▶ [SUPPLIED MATERIAL]
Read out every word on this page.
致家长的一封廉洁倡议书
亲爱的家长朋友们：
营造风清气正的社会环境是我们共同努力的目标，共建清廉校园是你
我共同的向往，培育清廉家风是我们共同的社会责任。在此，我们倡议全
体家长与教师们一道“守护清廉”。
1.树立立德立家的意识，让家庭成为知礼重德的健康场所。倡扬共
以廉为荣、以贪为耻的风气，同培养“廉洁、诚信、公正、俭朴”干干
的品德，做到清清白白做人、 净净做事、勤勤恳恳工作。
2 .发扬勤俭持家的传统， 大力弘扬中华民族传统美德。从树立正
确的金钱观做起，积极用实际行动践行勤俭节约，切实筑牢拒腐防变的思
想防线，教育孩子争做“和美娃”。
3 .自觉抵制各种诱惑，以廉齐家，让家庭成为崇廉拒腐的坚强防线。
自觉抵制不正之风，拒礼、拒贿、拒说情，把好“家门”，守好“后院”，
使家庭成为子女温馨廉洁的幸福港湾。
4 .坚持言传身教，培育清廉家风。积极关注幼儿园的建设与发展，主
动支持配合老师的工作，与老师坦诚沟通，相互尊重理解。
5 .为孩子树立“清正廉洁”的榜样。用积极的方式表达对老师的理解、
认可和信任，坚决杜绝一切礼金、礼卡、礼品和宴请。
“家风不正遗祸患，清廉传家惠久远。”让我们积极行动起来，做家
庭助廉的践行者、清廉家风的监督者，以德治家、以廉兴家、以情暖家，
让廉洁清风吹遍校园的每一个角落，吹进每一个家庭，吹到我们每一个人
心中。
--
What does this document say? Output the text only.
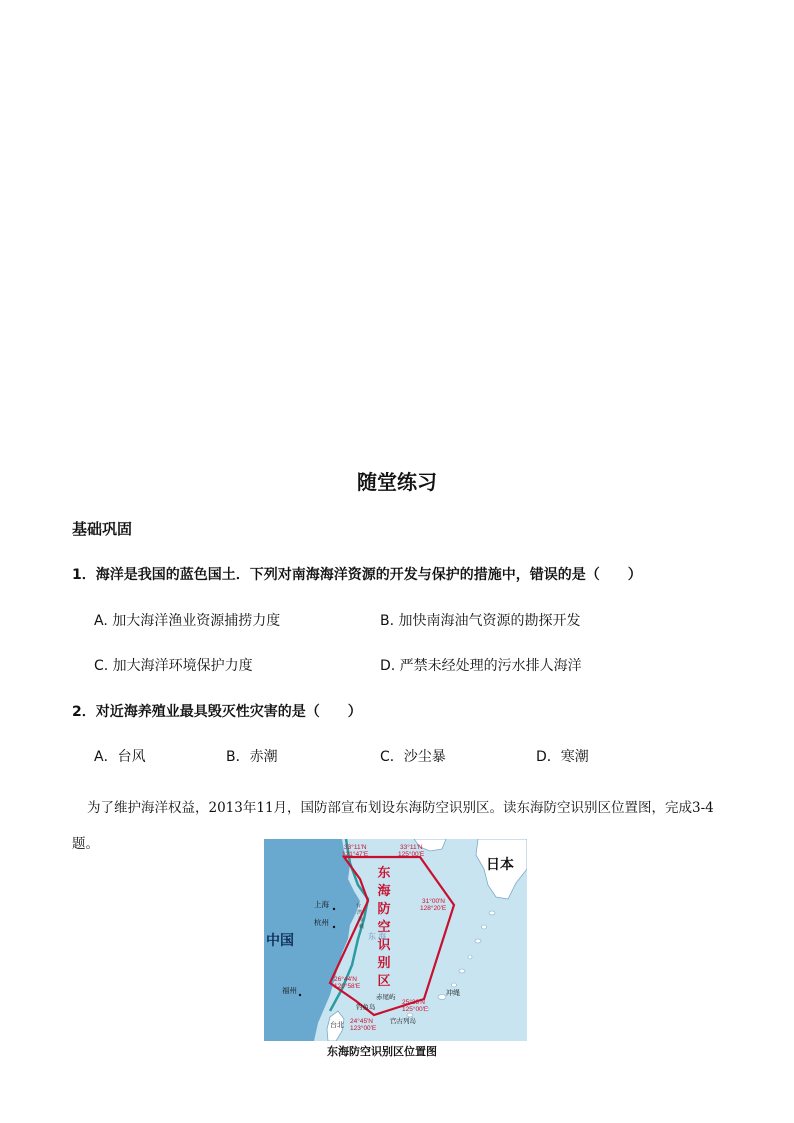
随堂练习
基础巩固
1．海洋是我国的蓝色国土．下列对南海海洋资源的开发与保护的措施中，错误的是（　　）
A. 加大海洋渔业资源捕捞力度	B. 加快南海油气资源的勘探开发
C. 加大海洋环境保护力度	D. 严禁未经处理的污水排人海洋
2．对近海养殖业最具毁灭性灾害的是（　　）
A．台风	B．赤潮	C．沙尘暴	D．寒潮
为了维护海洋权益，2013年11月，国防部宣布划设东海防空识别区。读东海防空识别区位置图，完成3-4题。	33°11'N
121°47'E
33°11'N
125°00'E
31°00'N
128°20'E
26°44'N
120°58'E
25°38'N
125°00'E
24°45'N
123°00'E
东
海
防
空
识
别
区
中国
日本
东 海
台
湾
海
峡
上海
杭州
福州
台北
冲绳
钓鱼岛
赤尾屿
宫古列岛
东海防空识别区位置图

▶ [PROBLEM STATEMENT]
Review the preceding data and report every line that includes the string "this".

▶ [THE OUTPUT]
Read out every word on this page.
What does this document say? Output the text only.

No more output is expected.